--- START Supplied material ---
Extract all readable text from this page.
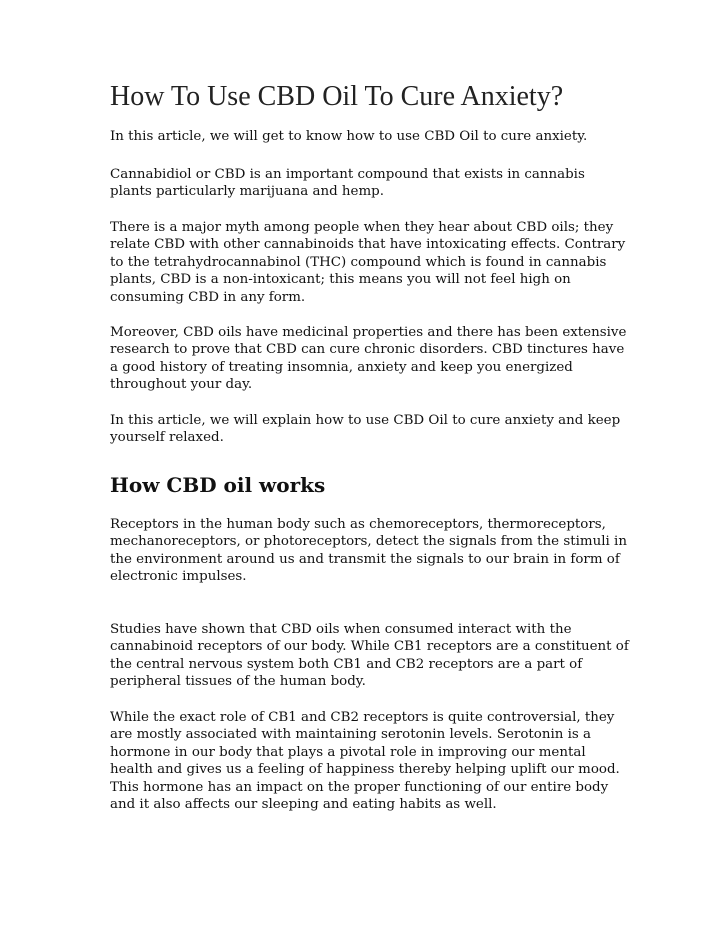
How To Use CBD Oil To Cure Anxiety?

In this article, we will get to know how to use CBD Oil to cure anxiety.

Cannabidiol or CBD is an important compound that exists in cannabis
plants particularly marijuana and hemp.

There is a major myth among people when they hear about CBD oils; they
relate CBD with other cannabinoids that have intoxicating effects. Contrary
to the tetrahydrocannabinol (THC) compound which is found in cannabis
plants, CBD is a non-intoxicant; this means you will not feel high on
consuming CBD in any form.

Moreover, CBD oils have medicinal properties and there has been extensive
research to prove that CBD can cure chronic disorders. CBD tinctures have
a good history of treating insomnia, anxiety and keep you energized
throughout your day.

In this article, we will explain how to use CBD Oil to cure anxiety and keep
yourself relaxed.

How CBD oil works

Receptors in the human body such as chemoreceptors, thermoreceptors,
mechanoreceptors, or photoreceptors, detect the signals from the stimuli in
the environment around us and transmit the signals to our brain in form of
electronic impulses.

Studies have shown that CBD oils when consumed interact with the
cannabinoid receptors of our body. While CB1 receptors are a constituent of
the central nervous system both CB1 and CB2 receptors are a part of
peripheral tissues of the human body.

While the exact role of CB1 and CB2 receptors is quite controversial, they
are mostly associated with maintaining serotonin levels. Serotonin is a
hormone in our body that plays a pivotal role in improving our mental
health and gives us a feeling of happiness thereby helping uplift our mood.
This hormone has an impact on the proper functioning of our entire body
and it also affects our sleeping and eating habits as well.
--- END Supplied material ---
## Goal of the exercise
Print out the lines exactly, skipping any picture.

## Solution for this problem
Extract all readable text from this page.
How To Use CBD Oil To Cure Anxiety?

In this article, we will get to know how to use CBD Oil to cure anxiety.

Cannabidiol or CBD is an important compound that exists in cannabis
plants particularly marijuana and hemp.

There is a major myth among people when they hear about CBD oils; they
relate CBD with other cannabinoids that have intoxicating effects. Contrary
to the tetrahydrocannabinol (THC) compound which is found in cannabis
plants, CBD is a non-intoxicant; this means you will not feel high on
consuming CBD in any form.

Moreover, CBD oils have medicinal properties and there has been extensive
research to prove that CBD can cure chronic disorders. CBD tinctures have
a good history of treating insomnia, anxiety and keep you energized
throughout your day.

In this article, we will explain how to use CBD Oil to cure anxiety and keep
yourself relaxed.

How CBD oil works

Receptors in the human body such as chemoreceptors, thermoreceptors,
mechanoreceptors, or photoreceptors, detect the signals from the stimuli in
the environment around us and transmit the signals to our brain in form of
electronic impulses.

Studies have shown that CBD oils when consumed interact with the
cannabinoid receptors of our body. While CB1 receptors are a constituent of
the central nervous system both CB1 and CB2 receptors are a part of
peripheral tissues of the human body.

While the exact role of CB1 and CB2 receptors is quite controversial, they
are mostly associated with maintaining serotonin levels. Serotonin is a
hormone in our body that plays a pivotal role in improving our mental
health and gives us a feeling of happiness thereby helping uplift our mood.
This hormone has an impact on the proper functioning of our entire body
and it also affects our sleeping and eating habits as well.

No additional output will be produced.